Your objective → Write out the whole listing, matching it exactly.

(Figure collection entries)
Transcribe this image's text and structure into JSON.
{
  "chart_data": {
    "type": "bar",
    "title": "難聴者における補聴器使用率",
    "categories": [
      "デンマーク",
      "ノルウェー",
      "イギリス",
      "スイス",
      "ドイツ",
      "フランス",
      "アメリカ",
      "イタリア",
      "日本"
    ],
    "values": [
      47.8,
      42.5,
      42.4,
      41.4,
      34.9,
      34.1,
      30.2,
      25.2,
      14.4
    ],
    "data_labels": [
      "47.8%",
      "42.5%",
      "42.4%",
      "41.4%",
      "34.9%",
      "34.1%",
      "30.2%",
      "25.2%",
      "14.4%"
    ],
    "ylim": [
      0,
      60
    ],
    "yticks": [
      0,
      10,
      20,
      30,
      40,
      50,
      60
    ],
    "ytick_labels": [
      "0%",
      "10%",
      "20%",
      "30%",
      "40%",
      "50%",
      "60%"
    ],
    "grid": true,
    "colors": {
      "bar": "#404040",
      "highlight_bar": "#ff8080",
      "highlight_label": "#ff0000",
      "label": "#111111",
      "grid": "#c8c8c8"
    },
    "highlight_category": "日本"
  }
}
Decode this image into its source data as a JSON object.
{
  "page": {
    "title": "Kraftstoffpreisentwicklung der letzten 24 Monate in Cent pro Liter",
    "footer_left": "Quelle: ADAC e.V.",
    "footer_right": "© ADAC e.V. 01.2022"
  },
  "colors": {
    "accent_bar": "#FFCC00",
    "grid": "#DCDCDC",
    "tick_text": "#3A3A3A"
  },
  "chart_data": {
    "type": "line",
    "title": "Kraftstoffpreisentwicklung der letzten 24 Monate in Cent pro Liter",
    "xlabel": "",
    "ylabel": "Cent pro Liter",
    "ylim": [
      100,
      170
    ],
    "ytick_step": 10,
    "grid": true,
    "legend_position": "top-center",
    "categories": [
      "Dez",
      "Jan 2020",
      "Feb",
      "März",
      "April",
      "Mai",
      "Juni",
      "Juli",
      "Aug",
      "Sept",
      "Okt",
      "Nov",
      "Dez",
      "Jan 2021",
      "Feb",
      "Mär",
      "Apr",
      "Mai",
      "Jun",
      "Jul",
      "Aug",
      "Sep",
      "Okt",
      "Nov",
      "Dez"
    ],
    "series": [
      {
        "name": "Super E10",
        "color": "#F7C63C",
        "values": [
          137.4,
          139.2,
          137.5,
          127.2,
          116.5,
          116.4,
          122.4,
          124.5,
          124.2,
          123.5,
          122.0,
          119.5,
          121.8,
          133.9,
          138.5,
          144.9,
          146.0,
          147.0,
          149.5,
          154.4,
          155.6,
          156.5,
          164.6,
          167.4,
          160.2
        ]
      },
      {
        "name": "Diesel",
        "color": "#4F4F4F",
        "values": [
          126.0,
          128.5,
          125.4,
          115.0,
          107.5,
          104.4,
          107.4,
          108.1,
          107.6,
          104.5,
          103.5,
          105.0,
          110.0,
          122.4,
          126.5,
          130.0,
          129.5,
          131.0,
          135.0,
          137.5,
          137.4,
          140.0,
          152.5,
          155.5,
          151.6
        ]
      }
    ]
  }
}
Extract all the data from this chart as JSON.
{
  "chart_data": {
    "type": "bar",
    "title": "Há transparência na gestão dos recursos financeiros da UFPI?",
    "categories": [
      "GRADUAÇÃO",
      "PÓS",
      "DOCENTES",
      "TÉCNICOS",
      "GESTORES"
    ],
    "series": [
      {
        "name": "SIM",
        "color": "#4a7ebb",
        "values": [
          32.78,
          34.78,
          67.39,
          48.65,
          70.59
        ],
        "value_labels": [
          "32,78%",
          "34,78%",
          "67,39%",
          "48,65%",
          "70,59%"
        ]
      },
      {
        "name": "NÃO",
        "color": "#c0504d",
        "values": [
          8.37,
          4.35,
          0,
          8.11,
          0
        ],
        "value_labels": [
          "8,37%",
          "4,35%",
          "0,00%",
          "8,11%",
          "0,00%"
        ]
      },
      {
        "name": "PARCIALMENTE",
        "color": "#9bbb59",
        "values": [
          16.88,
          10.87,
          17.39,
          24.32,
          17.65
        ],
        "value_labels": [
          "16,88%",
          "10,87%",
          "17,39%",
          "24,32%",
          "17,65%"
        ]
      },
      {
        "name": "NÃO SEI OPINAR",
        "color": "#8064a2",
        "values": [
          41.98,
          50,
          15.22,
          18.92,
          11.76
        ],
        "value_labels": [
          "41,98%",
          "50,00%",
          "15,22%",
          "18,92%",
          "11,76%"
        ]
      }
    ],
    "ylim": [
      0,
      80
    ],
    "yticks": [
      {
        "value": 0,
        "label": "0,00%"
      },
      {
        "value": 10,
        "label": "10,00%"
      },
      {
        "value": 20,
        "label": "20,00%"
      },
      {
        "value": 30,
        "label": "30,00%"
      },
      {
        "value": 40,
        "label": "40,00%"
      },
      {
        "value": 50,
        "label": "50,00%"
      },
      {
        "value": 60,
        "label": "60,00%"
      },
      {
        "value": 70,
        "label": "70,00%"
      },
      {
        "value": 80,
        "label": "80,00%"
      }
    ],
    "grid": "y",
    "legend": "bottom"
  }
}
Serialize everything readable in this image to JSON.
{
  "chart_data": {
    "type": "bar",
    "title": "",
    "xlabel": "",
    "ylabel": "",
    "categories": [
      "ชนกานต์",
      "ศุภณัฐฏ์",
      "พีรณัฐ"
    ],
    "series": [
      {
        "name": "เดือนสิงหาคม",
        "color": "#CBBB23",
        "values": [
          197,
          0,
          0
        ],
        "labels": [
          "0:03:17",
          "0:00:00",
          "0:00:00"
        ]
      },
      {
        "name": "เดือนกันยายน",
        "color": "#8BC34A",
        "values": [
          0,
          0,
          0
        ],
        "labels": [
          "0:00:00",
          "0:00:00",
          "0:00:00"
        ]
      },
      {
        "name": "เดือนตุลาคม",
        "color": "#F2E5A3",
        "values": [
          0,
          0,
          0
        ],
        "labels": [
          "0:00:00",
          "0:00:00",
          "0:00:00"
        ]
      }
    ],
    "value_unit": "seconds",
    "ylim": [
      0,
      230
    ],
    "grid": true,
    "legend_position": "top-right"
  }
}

Full response →
Transcribe this image's text and structure into JSON.
{
  "chart_data": {
    "type": "bar",
    "title": "難聴者における補聴器使用率",
    "categories": [
      "デンマーク",
      "ノルウェー",
      "イギリス",
      "スイス",
      "ドイツ",
      "フランス",
      "アメリカ",
      "イタリア",
      "日本"
    ],
    "values": [
      47.8,
      42.5,
      42.4,
      41.4,
      34.9,
      34.1,
      30.2,
      25.2,
      14.4
    ],
    "data_labels": [
      "47.8%",
      "42.5%",
      "42.4%",
      "41.4%",
      "34.9%",
      "34.1%",
      "30.2%",
      "25.2%",
      "14.4%"
    ],
    "ylim": [
      0,
      60
    ],
    "yticks": [
      0,
      10,
      20,
      30,
      40,
      50,
      60
    ],
    "ytick_labels": [
      "0%",
      "10%",
      "20%",
      "30%",
      "40%",
      "50%",
      "60%"
    ],
    "grid": true,
    "colors": {
      "bar": "#404040",
      "highlight_bar": "#ff8080",
      "highlight_label": "#ff0000",
      "label": "#111111",
      "grid": "#c8c8c8"
    },
    "highlight_category": "日本"
  }
}
Decode this image into its source data as a JSON object.
{
  "page": {
    "title": "Kraftstoffpreisentwicklung der letzten 24 Monate in Cent pro Liter",
    "footer_left": "Quelle: ADAC e.V.",
    "footer_right": "© ADAC e.V. 01.2022"
  },
  "colors": {
    "accent_bar": "#FFCC00",
    "grid": "#DCDCDC",
    "tick_text": "#3A3A3A"
  },
  "chart_data": {
    "type": "line",
    "title": "Kraftstoffpreisentwicklung der letzten 24 Monate in Cent pro Liter",
    "xlabel": "",
    "ylabel": "Cent pro Liter",
    "ylim": [
      100,
      170
    ],
    "ytick_step": 10,
    "grid": true,
    "legend_position": "top-center",
    "categories": [
      "Dez",
      "Jan 2020",
      "Feb",
      "März",
      "April",
      "Mai",
      "Juni",
      "Juli",
      "Aug",
      "Sept",
      "Okt",
      "Nov",
      "Dez",
      "Jan 2021",
      "Feb",
      "Mär",
      "Apr",
      "Mai",
      "Jun",
      "Jul",
      "Aug",
      "Sep",
      "Okt",
      "Nov",
      "Dez"
    ],
    "series": [
      {
        "name": "Super E10",
        "color": "#F7C63C",
        "values": [
          137.4,
          139.2,
          137.5,
          127.2,
          116.5,
          116.4,
          122.4,
          124.5,
          124.2,
          123.5,
          122.0,
          119.5,
          121.8,
          133.9,
          138.5,
          144.9,
          146.0,
          147.0,
          149.5,
          154.4,
          155.6,
          156.5,
          164.6,
          167.4,
          160.2
        ]
      },
      {
        "name": "Diesel",
        "color": "#4F4F4F",
        "values": [
          126.0,
          128.5,
          125.4,
          115.0,
          107.5,
          104.4,
          107.4,
          108.1,
          107.6,
          104.5,
          103.5,
          105.0,
          110.0,
          122.4,
          126.5,
          130.0,
          129.5,
          131.0,
          135.0,
          137.5,
          137.4,
          140.0,
          152.5,
          155.5,
          151.6
        ]
      }
    ]
  }
}
Extract all the data from this chart as JSON.
{
  "chart_data": {
    "type": "bar",
    "title": "Há transparência na gestão dos recursos financeiros da UFPI?",
    "categories": [
      "GRADUAÇÃO",
      "PÓS",
      "DOCENTES",
      "TÉCNICOS",
      "GESTORES"
    ],
    "series": [
      {
        "name": "SIM",
        "color": "#4a7ebb",
        "values": [
          32.78,
          34.78,
          67.39,
          48.65,
          70.59
        ],
        "value_labels": [
          "32,78%",
          "34,78%",
          "67,39%",
          "48,65%",
          "70,59%"
        ]
      },
      {
        "name": "NÃO",
        "color": "#c0504d",
        "values": [
          8.37,
          4.35,
          0,
          8.11,
          0
        ],
        "value_labels": [
          "8,37%",
          "4,35%",
          "0,00%",
          "8,11%",
          "0,00%"
        ]
      },
      {
        "name": "PARCIALMENTE",
        "color": "#9bbb59",
        "values": [
          16.88,
          10.87,
          17.39,
          24.32,
          17.65
        ],
        "value_labels": [
          "16,88%",
          "10,87%",
          "17,39%",
          "24,32%",
          "17,65%"
        ]
      },
      {
        "name": "NÃO SEI OPINAR",
        "color": "#8064a2",
        "values": [
          41.98,
          50,
          15.22,
          18.92,
          11.76
        ],
        "value_labels": [
          "41,98%",
          "50,00%",
          "15,22%",
          "18,92%",
          "11,76%"
        ]
      }
    ],
    "ylim": [
      0,
      80
    ],
    "yticks": [
      {
        "value": 0,
        "label": "0,00%"
      },
      {
        "value": 10,
        "label": "10,00%"
      },
      {
        "value": 20,
        "label": "20,00%"
      },
      {
        "value": 30,
        "label": "30,00%"
      },
      {
        "value": 40,
        "label": "40,00%"
      },
      {
        "value": 50,
        "label": "50,00%"
      },
      {
        "value": 60,
        "label": "60,00%"
      },
      {
        "value": 70,
        "label": "70,00%"
      },
      {
        "value": 80,
        "label": "80,00%"
      }
    ],
    "grid": "y",
    "legend": "bottom"
  }
}
Serialize everything readable in this image to JSON.
{
  "chart_data": {
    "type": "bar",
    "title": "",
    "xlabel": "",
    "ylabel": "",
    "categories": [
      "ชนกานต์",
      "ศุภณัฐฏ์",
      "พีรณัฐ"
    ],
    "series": [
      {
        "name": "เดือนสิงหาคม",
        "color": "#CBBB23",
        "values": [
          197,
          0,
          0
        ],
        "labels": [
          "0:03:17",
          "0:00:00",
          "0:00:00"
        ]
      },
      {
        "name": "เดือนกันยายน",
        "color": "#8BC34A",
        "values": [
          0,
          0,
          0
        ],
        "labels": [
          "0:00:00",
          "0:00:00",
          "0:00:00"
        ]
      },
      {
        "name": "เดือนตุลาคม",
        "color": "#F2E5A3",
        "values": [
          0,
          0,
          0
        ],
        "labels": [
          "0:00:00",
          "0:00:00",
          "0:00:00"
        ]
      }
    ],
    "value_unit": "seconds",
    "ylim": [
      0,
      230
    ],
    "grid": true,
    "legend_position": "top-right"
  }
}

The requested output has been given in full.